● **What you will do**
Copy word for word the stretch of the minimum wage article below from "Economists like Horpedahl" through "state minimum wage.".

──────── Source text ────────

Walmart CEO Doug McMillon announced Feb. 18 that the nation’s largest private employer was raising pay for 425,000 workers around the nation. The plan, which emerged just after McMillon and Biden met to discuss the president’s $15-an-hour goal, will put the pay of about half of Walmart’s 1.5 million U.S. workers at $15 an hour or better.

Walmart’s base wage is $11 an hour, but certain starting positions pay more.

Economists Weigh In

Economists like Horpedahl and Mervin Jebaraj of the University of Arkansas say recent studies appear less conclusive about the job effects of rising wage minimums, but there’s emotional force in McNulty’s argument that it seems unfair to ask restaurateurs to pay more amid a health disaster that wasn’t their fault. She also said Arkansas had addressed wages for itself through a 2016 popular vote that stepped up the state minimum wage.

“Arkansas is already at $11 an hour,” said McNulty, suggesting the federal plan would amount to piling on Arkansas’ No. 2 industry behind agriculture. “We’ve dealt with the issue here and hoped that would last for a while.”

Costs will be passed on to customers and, McNulty said, “jobs and hours will likely be cut.”

──────── Dataset extract ────────

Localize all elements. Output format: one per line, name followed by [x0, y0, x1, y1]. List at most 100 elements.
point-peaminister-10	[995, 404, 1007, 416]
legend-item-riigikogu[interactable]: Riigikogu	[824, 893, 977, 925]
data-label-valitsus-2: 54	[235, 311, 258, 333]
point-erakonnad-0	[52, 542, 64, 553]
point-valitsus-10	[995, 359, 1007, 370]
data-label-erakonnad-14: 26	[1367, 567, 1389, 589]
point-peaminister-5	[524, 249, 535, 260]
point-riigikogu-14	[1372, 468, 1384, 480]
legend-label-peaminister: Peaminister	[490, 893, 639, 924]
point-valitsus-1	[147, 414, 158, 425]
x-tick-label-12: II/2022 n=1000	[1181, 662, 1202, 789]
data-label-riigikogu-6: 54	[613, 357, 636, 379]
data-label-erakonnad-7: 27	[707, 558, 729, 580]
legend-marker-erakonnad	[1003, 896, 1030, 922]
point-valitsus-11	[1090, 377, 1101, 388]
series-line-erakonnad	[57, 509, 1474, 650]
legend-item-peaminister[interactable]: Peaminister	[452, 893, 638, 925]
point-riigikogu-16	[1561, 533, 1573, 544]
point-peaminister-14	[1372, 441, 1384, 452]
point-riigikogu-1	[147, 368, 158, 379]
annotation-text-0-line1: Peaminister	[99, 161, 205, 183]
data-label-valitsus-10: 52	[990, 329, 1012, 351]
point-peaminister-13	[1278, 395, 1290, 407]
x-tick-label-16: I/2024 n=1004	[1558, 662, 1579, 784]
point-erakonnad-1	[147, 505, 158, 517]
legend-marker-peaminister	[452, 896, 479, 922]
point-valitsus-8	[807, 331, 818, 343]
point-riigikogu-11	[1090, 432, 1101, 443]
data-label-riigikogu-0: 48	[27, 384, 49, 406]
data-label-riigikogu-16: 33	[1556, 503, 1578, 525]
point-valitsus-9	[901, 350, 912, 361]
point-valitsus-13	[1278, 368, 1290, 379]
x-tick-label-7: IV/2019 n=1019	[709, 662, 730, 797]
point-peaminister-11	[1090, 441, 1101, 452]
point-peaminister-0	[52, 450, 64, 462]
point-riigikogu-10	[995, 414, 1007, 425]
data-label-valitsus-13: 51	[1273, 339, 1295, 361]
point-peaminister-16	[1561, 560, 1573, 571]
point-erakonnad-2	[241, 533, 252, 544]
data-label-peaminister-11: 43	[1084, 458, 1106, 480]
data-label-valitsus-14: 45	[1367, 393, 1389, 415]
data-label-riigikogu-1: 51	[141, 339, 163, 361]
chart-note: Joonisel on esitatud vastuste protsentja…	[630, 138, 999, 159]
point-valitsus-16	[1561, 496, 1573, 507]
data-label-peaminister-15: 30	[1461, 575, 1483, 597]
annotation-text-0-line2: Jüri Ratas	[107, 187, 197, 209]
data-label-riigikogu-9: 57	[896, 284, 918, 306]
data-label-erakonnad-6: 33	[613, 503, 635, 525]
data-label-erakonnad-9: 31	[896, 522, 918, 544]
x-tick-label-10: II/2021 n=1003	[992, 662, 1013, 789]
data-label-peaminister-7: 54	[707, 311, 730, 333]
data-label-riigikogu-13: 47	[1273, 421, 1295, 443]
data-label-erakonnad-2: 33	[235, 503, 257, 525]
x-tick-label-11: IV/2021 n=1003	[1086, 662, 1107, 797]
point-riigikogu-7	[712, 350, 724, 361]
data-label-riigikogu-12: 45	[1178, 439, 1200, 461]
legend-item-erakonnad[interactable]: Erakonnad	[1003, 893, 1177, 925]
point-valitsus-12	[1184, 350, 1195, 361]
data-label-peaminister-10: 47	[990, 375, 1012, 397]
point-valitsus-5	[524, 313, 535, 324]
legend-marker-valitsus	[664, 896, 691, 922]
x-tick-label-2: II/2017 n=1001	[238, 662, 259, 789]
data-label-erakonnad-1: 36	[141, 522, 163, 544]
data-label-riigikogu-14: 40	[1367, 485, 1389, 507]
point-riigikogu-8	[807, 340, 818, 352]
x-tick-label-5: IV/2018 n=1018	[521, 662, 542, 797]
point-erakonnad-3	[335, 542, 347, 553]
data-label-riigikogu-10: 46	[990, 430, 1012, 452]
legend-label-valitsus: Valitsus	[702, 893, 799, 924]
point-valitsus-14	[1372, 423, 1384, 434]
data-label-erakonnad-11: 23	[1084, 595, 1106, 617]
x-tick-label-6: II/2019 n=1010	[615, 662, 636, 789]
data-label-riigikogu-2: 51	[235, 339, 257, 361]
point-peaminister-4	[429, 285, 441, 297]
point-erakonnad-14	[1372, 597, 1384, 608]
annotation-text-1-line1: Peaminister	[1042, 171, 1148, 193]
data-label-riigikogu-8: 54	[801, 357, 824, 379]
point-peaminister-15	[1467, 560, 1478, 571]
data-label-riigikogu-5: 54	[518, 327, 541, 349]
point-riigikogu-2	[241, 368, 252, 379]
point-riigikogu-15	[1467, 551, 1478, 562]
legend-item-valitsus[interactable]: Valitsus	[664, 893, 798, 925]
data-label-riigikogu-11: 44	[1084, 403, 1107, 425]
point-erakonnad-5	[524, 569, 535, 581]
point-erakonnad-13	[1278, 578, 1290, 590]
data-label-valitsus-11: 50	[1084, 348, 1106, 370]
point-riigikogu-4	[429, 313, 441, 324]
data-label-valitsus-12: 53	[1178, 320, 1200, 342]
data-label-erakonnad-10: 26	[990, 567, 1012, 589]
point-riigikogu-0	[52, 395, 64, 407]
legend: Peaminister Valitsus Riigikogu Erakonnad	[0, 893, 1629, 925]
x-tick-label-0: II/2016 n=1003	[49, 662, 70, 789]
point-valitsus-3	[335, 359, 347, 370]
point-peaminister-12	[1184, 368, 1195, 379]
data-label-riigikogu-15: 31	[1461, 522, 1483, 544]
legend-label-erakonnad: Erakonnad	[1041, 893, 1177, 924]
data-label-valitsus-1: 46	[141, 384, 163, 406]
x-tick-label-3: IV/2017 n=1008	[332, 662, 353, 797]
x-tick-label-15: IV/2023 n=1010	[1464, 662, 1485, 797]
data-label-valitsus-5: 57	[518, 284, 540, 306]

────────

● **Answer to this problem**
Economists like Horpedahl and Mervin Jebaraj of the University of Arkansas say recent studies appear less conclusive about the job effects of rising wage minimums, but there’s emotional force in McNulty’s argument that it seems unfair to ask restaurateurs to pay more amid a health disaster that wasn’t their fault. She also said Arkansas had addressed wages for itself through a 2016 popular vote that stepped up the state minimum wage.